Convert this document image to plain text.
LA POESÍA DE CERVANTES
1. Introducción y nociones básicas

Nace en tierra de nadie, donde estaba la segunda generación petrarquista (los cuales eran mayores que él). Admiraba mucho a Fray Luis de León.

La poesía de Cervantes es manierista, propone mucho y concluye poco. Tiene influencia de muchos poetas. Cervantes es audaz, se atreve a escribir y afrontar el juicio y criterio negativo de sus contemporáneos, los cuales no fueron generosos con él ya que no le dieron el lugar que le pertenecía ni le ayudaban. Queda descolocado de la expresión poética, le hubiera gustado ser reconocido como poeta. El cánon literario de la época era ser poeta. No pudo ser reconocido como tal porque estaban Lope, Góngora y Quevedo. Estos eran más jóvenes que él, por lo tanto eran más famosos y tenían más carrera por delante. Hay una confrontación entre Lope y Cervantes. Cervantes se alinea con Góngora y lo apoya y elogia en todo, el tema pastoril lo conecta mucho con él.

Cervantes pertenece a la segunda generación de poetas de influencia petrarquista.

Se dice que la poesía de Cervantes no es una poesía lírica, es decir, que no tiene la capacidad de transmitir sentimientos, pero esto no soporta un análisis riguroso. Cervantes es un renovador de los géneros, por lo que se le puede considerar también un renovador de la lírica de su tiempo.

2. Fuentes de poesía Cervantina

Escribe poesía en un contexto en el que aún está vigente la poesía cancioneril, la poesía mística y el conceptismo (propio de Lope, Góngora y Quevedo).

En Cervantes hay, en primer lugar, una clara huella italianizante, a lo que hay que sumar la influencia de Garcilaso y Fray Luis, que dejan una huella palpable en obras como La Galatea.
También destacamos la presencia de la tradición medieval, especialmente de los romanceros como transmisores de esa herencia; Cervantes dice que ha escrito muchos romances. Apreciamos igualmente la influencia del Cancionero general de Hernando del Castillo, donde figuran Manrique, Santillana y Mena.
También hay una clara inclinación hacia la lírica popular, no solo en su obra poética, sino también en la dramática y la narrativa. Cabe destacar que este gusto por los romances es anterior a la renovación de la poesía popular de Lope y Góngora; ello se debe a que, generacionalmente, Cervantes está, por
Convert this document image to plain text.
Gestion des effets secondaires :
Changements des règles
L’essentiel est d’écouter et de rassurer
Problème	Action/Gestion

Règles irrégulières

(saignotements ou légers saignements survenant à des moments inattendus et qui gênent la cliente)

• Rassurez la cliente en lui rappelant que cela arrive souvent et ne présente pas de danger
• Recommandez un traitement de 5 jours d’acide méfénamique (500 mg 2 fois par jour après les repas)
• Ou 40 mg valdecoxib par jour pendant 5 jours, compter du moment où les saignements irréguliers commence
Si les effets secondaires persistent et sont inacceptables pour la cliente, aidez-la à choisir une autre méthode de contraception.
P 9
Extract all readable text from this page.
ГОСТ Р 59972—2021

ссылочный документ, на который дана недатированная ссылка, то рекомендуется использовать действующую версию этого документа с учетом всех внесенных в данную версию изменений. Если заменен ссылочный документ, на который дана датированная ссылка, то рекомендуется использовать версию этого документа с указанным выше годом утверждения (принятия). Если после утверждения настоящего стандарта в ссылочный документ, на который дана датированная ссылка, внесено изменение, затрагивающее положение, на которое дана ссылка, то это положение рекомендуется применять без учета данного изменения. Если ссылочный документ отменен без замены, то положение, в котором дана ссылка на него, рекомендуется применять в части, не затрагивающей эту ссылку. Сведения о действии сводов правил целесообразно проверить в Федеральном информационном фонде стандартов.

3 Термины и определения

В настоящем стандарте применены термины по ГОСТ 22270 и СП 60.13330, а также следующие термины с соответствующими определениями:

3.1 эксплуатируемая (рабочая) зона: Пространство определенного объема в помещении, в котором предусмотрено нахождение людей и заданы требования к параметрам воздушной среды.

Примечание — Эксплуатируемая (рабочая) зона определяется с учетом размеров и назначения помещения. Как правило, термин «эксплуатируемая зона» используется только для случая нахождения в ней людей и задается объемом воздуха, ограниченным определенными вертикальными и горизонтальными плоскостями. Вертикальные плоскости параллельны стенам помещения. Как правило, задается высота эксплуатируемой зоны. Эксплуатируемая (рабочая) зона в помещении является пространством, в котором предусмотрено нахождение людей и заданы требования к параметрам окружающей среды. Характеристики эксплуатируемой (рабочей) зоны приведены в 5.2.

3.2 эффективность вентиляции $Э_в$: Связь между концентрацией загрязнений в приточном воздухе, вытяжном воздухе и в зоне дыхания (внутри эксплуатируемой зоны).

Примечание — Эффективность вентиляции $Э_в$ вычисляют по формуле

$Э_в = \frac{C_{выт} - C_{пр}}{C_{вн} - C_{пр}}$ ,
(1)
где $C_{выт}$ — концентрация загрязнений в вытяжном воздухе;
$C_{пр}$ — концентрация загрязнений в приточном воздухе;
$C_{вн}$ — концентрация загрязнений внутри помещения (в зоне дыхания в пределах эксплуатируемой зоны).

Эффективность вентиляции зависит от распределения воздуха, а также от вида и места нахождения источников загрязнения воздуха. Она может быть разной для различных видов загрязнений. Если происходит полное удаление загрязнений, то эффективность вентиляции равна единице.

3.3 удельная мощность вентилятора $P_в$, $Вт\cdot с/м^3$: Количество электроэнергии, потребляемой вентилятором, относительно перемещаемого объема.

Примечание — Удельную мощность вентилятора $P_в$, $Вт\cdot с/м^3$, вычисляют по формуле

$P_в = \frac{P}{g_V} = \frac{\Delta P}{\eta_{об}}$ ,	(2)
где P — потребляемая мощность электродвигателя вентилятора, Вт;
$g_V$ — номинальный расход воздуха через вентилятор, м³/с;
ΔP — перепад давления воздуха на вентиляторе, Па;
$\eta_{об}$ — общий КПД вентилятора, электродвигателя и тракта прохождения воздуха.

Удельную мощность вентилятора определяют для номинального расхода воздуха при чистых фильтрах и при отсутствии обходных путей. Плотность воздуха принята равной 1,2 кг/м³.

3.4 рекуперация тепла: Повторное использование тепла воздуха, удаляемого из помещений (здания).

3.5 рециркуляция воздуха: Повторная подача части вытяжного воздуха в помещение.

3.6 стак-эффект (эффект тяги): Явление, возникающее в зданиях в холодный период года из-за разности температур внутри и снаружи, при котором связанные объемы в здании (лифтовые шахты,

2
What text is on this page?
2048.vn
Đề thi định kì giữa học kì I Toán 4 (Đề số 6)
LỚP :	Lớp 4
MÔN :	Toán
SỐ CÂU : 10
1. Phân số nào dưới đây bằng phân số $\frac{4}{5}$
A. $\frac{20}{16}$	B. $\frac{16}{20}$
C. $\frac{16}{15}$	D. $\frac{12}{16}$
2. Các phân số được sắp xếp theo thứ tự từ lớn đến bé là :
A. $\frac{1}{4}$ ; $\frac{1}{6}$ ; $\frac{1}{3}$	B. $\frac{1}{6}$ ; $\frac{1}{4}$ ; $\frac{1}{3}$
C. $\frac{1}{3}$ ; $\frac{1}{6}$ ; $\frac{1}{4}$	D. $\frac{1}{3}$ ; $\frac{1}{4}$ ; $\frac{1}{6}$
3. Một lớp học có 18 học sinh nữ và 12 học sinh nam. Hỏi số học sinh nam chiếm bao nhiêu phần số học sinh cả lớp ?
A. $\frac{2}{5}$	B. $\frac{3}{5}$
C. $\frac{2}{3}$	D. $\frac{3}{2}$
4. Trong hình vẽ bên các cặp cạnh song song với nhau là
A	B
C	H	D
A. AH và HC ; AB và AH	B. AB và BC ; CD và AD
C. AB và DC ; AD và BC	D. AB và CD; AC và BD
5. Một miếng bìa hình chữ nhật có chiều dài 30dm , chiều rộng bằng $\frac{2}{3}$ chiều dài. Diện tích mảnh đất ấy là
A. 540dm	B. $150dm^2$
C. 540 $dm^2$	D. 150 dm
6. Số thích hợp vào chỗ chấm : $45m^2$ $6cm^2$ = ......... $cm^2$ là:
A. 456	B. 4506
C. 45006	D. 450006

****

> [Written request]: Across the records above, count the lines holding "Gestion" and reply with that number alone.

> [Right answer]: 2